Papa Francesco: Angelus, alla pandemia del virus rispondiamo con l’universalità della preghiera
Papa Francesco ha invitato “tutti i Capi delle Chiese e i leader di tutte le Comunità cristiane, insieme a tutti i cristiani delle varie confessioni, a invocare l’Altissimo, Dio onnipotente, recitando contemporaneamente la preghiera che Gesù Nostro Signore ci ha insegnato”. “Invito dunque tutti a farlo parecchie volte al giorno, ma tutti insieme recitare il Padre Nostro mercoledì prossimo 25 marzo a mezzogiorno”, la proposta nel dettaglio: “Nel giorno in cui molti cristiani ricordano l’annuncio alla Vergine Maria dell’Incarnazione del Verbo, possa il Signore ascoltare la preghiera unanime di tutti i suoi discepoli che si preparano a celebrare la vittoria di Cristo Risorto”. “Con questa medesima intenzione, venerdì prossimo 27 marzo, alle ore 18, presiederò un momento di preghiera sul sagrato della Basilica di San Pietro, con la piazza vuota”, ha annunciato Francesco: “Fin d’ora invito tutti a partecipare spiritualmente attraverso i mezzi di comunicazione. Ascolteremo la Parola di Dio, eleveremo la nostra supplica, adoreremo il Santissimo Sacramento, con il quale al termine darò la Benedizione Urbi et Orbi, a cui sarà annessa la possibilità di ricevere l’indulgenza plenaria”. “Alla pandemia del virus vogliamo rispondere con la universalità della preghiera, della compassione, della tenerezza”, ha spiegato il Papa: “Rimaniamo uniti. Facciamo sentire la nostra vicinanza alle persone più sole e più provate”. “La nostra vicinanza – ha proseguito Francesco a braccio – ai medici; vicinanza agli operatori sanitari, agli infermieri, alle infermiere, ai volontari; vicinanza alle autorità, che devono prendere misure dure ma per il nostro bene. Vicinanza ai poliziotti, ai soldati che per le strade cerano di mantenere sempre l’ordine, perché si compiano le cose che il Governo chiede di fare per il bene di tutti noi. E vicinanza a tutti”. Infine, la “vicinanza alle popolazioni della Croazia colpite questa mattina da un terremoto”: “Il Signore Risorto dia loro la forza e la solidarietà per affrontare questa calamità”.

▸ Estratto del dataset
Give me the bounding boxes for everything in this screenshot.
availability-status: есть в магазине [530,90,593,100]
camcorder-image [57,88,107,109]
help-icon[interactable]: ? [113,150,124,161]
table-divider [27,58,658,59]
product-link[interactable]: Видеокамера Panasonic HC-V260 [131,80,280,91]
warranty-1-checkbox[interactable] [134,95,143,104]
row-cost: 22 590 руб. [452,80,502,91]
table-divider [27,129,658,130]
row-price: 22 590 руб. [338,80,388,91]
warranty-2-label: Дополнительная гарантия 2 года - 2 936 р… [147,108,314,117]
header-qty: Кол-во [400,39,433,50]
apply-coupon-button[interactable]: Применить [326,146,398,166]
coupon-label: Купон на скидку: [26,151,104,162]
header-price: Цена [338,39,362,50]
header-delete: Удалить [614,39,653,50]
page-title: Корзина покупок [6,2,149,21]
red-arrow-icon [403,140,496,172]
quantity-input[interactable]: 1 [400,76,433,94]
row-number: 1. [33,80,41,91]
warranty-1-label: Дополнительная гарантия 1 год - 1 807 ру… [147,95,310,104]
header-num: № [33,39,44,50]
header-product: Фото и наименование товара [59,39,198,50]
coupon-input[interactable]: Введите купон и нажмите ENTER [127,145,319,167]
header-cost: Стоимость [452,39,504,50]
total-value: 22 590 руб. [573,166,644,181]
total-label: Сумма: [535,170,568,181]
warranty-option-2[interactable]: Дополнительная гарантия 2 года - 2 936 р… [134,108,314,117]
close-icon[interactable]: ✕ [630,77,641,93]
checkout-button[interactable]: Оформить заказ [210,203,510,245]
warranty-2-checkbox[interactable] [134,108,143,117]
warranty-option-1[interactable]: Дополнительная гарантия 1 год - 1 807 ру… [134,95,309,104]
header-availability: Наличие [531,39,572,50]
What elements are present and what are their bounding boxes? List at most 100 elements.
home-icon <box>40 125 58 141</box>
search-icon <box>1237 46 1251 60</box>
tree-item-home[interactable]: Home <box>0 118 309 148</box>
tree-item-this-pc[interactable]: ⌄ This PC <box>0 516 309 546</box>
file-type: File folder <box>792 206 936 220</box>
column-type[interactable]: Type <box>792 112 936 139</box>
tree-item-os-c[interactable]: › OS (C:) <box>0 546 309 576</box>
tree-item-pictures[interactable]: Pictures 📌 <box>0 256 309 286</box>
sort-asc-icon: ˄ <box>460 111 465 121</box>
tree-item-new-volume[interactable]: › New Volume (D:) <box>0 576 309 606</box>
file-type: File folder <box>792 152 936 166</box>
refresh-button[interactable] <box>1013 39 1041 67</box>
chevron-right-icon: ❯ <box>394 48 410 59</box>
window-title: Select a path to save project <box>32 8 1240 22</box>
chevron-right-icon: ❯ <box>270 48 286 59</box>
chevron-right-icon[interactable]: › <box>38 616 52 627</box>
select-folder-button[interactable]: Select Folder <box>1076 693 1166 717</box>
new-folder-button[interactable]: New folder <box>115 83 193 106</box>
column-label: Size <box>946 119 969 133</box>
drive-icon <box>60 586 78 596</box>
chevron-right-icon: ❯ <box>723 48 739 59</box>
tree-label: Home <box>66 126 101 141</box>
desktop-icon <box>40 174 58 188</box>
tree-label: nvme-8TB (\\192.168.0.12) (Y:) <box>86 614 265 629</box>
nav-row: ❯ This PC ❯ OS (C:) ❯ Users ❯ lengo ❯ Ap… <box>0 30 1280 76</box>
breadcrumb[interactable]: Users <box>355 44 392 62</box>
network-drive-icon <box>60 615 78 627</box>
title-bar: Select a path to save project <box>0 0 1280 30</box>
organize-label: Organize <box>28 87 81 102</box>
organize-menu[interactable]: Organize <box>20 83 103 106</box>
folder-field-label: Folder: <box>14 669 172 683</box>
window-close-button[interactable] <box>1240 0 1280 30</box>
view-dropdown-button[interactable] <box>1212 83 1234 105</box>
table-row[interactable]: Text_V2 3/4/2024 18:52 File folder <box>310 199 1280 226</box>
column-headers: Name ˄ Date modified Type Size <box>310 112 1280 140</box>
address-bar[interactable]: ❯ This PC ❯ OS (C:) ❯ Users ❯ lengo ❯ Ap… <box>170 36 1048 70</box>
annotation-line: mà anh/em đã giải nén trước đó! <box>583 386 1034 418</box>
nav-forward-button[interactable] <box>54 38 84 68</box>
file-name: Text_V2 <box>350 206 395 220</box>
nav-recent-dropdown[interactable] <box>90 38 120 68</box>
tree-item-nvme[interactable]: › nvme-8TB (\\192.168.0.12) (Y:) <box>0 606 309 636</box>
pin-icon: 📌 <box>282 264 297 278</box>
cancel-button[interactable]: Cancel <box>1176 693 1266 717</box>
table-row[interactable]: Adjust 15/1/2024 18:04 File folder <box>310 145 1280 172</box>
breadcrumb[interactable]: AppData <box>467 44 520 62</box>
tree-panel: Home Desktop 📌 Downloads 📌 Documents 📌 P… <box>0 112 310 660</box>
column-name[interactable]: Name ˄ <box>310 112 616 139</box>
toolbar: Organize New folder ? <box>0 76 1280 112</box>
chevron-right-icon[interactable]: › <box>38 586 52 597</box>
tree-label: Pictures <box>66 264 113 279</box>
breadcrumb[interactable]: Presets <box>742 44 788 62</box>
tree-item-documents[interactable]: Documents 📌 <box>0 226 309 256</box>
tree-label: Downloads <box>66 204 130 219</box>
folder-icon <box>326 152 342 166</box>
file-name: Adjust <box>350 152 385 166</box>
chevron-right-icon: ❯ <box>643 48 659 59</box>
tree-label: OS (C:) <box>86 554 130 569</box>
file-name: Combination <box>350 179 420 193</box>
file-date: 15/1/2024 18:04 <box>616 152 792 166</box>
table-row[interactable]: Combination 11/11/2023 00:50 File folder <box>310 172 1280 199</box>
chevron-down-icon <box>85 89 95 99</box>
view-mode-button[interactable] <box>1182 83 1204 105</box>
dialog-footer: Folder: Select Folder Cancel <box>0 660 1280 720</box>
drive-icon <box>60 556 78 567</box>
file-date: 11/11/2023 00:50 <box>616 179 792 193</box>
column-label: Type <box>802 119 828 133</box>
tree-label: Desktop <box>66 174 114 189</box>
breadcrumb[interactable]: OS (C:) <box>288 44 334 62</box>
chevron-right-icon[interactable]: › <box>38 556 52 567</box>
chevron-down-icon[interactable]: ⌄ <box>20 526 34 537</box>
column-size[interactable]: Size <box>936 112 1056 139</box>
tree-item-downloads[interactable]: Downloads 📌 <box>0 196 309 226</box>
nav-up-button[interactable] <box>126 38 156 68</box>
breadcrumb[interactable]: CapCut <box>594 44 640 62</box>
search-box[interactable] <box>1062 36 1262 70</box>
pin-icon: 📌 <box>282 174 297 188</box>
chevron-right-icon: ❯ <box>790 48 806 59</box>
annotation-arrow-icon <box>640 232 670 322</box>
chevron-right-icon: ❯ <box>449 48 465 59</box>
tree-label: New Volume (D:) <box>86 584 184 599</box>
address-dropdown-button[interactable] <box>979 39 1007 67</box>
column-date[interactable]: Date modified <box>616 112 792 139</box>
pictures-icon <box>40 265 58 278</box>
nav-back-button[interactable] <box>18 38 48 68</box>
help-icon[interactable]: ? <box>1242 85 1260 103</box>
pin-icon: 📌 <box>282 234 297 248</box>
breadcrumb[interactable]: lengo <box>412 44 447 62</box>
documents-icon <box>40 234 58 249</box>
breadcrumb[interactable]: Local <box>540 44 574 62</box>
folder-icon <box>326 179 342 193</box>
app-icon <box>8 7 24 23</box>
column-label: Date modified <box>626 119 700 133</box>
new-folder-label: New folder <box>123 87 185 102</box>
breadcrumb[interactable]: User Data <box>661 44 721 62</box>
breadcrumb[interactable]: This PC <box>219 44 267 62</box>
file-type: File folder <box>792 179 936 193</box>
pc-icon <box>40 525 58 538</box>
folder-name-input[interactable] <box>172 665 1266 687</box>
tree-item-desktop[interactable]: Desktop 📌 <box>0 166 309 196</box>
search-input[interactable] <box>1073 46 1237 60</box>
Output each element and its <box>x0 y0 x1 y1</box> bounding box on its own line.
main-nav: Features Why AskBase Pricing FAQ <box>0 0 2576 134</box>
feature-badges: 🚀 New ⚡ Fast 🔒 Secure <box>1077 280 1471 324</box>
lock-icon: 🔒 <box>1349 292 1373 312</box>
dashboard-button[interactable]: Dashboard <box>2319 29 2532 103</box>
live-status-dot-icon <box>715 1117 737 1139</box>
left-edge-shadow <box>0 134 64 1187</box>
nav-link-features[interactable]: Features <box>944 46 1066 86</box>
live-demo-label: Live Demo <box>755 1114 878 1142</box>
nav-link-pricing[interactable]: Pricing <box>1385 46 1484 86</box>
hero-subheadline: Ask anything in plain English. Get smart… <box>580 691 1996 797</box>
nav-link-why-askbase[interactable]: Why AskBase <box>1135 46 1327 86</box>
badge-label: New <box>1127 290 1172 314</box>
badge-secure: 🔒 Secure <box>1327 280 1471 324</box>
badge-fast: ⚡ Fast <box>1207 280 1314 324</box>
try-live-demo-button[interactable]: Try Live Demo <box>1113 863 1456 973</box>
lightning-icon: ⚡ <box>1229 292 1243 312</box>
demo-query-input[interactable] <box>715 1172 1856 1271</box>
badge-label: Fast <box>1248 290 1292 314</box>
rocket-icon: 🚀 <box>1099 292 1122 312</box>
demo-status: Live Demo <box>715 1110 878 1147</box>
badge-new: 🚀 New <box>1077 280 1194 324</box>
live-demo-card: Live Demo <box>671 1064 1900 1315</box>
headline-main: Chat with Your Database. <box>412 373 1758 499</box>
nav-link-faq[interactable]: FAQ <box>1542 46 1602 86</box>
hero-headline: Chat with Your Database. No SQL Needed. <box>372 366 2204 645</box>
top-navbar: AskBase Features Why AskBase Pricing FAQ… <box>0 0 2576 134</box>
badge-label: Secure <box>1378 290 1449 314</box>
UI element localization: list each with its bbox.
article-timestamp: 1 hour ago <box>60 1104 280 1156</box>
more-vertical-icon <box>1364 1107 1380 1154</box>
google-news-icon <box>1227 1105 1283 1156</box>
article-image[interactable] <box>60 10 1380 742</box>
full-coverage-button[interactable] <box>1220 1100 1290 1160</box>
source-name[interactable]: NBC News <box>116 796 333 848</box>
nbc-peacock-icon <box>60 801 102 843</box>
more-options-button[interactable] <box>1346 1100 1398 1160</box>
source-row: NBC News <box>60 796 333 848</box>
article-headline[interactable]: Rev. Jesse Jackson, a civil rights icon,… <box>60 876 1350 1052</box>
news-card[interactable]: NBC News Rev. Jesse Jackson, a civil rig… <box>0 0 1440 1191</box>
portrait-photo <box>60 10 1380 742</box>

▸ Domande
[A] Leggi le tre frasi qui sotto e indica se ognuna corrisponde al testo da analizzare. Per ciascuna rispondi sì o no e cita le parole del testo che lo stabiliscono.
(i) Il Papa chiede di recitare tutti insieme il Padre Nostro mercoledì 25 marzo a mezzogiorno.
(ii) Il momento di preghiera di venerdì 27 marzo si terrà con la piazza piena di fedeli.
(iii) Il Papa esprime vicinanza alle popolazioni della Croazia colpite da un terremoto.
[B] Secondo il Papa, con l'universalità di quali cose vogliamo rispondere alla pandemia del virus? Elencale tutte come le riporta il testo da analizzare.

▸ Risposte per punto
[A]
(i) Sì: "tutti insieme recitare il Padre Nostro mercoledì prossimo 25 marzo a mezzogiorno".
(ii) No: "sul sagrato della Basilica di San Pietro, con la piazza vuota".
(iii) Sì: "vicinanza alle popolazioni della Croazia colpite questa mattina da un terremoto".

[B]
- la preghiera
- la compassione
- la tenerezza